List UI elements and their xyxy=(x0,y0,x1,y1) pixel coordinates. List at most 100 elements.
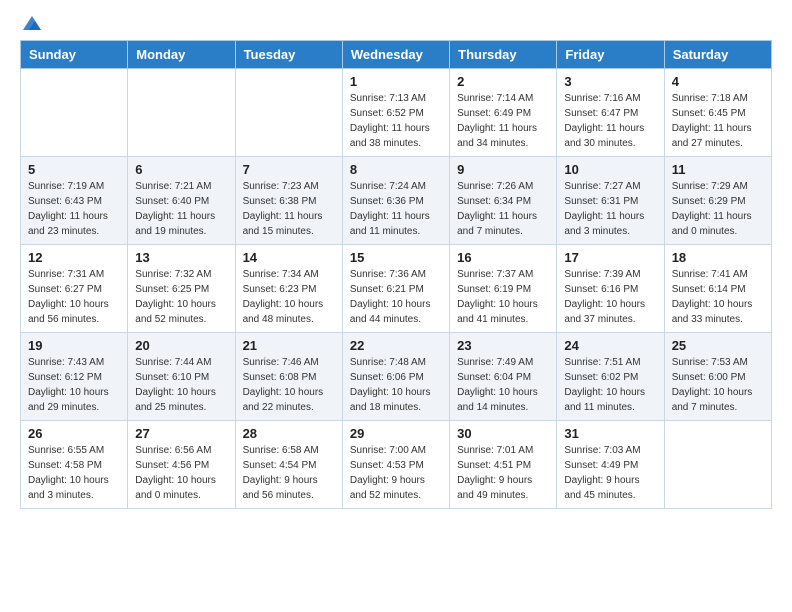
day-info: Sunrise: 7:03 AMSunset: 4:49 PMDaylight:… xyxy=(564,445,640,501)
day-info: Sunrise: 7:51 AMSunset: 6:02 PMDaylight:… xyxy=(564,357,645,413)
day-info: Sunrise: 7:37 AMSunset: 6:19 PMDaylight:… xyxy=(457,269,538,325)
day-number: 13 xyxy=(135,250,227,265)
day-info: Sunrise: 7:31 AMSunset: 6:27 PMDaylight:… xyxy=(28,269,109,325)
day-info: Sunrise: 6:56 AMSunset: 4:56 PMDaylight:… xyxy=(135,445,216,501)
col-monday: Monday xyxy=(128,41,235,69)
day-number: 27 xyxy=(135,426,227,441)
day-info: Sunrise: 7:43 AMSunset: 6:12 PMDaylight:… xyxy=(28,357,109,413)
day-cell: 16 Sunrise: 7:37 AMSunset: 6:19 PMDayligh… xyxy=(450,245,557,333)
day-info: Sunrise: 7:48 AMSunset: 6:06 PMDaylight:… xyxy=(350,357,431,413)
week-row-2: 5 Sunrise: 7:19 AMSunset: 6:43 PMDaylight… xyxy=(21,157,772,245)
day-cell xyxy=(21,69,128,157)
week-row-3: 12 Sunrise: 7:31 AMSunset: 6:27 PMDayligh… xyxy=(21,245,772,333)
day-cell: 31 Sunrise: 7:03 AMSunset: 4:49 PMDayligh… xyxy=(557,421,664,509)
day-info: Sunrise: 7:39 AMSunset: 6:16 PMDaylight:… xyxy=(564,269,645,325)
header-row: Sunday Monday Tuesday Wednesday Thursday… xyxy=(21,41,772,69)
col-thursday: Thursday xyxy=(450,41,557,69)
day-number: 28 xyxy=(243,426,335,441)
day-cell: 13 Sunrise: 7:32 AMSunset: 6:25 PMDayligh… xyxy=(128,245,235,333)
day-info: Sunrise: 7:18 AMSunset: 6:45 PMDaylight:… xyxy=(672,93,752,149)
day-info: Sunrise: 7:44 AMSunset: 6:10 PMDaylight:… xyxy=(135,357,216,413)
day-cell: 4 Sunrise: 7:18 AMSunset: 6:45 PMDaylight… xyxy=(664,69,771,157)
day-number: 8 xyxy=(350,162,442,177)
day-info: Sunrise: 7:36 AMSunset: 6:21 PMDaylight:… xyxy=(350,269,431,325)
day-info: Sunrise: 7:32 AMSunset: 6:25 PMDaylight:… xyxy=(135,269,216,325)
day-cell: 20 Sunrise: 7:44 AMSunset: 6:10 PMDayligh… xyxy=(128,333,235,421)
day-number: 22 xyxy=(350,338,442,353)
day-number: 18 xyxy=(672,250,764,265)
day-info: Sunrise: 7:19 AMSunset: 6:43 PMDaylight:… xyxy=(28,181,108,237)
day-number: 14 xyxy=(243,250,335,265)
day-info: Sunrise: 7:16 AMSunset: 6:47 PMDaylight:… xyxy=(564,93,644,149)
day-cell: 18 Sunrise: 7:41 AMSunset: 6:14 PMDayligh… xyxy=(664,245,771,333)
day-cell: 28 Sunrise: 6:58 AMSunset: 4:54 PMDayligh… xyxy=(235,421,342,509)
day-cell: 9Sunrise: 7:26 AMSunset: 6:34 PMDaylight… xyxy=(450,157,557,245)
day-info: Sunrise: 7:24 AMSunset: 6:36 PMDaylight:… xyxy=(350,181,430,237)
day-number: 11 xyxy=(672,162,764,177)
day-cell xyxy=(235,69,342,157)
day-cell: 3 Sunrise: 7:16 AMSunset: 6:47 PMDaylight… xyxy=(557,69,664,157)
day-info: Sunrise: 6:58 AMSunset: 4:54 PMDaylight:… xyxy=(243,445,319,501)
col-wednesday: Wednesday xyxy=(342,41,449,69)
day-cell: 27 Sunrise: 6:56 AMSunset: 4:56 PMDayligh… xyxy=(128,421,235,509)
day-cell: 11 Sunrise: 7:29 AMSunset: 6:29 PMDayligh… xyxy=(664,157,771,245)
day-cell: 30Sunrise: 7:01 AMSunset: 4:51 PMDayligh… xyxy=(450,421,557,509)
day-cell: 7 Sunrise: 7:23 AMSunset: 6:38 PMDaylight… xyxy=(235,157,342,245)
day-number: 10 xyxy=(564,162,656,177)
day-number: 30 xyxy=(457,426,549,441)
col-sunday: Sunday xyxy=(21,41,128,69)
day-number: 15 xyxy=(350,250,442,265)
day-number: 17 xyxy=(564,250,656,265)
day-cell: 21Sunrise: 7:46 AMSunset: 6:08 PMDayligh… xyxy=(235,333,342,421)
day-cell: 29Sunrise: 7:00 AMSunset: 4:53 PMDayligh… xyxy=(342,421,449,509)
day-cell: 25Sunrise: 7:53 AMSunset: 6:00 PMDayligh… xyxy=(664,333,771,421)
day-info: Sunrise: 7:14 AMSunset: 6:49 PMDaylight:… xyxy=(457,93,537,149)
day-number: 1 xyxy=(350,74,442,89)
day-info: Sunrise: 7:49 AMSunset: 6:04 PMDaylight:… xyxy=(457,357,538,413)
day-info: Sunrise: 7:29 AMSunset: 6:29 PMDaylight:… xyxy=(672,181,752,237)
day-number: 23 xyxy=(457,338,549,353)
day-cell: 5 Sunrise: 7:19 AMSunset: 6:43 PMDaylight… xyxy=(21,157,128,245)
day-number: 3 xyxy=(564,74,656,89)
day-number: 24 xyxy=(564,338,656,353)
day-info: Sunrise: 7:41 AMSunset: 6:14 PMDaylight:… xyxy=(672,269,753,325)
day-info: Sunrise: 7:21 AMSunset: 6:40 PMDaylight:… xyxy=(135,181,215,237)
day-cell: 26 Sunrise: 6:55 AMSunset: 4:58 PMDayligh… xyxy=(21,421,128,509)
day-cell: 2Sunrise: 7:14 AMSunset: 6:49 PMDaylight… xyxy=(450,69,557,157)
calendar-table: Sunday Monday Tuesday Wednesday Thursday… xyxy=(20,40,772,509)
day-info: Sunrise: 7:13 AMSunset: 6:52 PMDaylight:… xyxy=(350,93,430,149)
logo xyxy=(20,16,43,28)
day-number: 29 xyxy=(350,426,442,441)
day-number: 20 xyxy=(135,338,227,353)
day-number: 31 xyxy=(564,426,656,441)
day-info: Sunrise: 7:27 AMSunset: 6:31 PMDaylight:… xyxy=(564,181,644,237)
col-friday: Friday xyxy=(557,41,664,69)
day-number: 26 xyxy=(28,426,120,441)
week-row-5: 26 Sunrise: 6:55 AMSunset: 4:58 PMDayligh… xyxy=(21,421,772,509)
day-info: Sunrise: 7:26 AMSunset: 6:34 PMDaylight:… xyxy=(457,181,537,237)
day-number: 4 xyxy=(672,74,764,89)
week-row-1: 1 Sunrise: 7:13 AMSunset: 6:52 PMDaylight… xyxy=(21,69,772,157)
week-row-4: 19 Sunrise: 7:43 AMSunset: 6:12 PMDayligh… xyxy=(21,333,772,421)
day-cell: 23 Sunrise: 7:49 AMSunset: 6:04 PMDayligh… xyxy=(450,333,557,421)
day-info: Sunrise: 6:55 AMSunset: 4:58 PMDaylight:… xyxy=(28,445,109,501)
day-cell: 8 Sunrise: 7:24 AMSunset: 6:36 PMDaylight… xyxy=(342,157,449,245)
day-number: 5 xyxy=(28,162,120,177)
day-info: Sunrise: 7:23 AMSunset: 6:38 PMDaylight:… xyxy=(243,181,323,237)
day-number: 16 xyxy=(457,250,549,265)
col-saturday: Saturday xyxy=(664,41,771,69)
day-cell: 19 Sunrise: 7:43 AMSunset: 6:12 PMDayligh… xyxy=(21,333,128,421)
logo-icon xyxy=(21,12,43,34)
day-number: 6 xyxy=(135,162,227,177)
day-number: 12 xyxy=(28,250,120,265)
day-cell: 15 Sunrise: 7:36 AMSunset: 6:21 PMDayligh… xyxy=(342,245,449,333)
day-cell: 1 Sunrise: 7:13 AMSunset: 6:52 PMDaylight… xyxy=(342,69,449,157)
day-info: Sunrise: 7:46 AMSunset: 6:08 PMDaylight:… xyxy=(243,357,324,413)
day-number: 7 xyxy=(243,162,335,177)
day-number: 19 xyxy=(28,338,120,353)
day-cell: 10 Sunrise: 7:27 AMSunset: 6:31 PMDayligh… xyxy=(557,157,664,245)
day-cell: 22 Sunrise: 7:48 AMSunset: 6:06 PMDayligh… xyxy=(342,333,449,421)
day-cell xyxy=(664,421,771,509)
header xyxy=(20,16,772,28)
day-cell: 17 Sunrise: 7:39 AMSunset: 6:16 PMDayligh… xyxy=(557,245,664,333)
────
### Zu erledigen:
Schreib aus den Einträgen oben die Zeilen unverändert ab, beginnend mit der Zeile, die „day-info: Sunrise: 7:03“ enthält, und endend mit der Zeile, die „day-cell: 16 Sunrise: 7:37“ enthält, beide eingeschlossen.

### Vollständige Antwort:
day-info: Sunrise: 7:03 AMSunset: 4:49 PMDaylight:… xyxy=(564,445,640,501)
day-info: Sunrise: 7:51 AMSunset: 6:02 PMDaylight:… xyxy=(564,357,645,413)
day-info: Sunrise: 7:37 AMSunset: 6:19 PMDaylight:… xyxy=(457,269,538,325)
day-number: 13 xyxy=(135,250,227,265)
day-info: Sunrise: 7:31 AMSunset: 6:27 PMDaylight:… xyxy=(28,269,109,325)
day-info: Sunrise: 6:56 AMSunset: 4:56 PMDaylight:… xyxy=(135,445,216,501)
col-monday: Monday xyxy=(128,41,235,69)
day-number: 27 xyxy=(135,426,227,441)
day-info: Sunrise: 7:43 AMSunset: 6:12 PMDaylight:… xyxy=(28,357,109,413)
day-cell: 16 Sunrise: 7:37 AMSunset: 6:19 PMDayligh… xyxy=(450,245,557,333)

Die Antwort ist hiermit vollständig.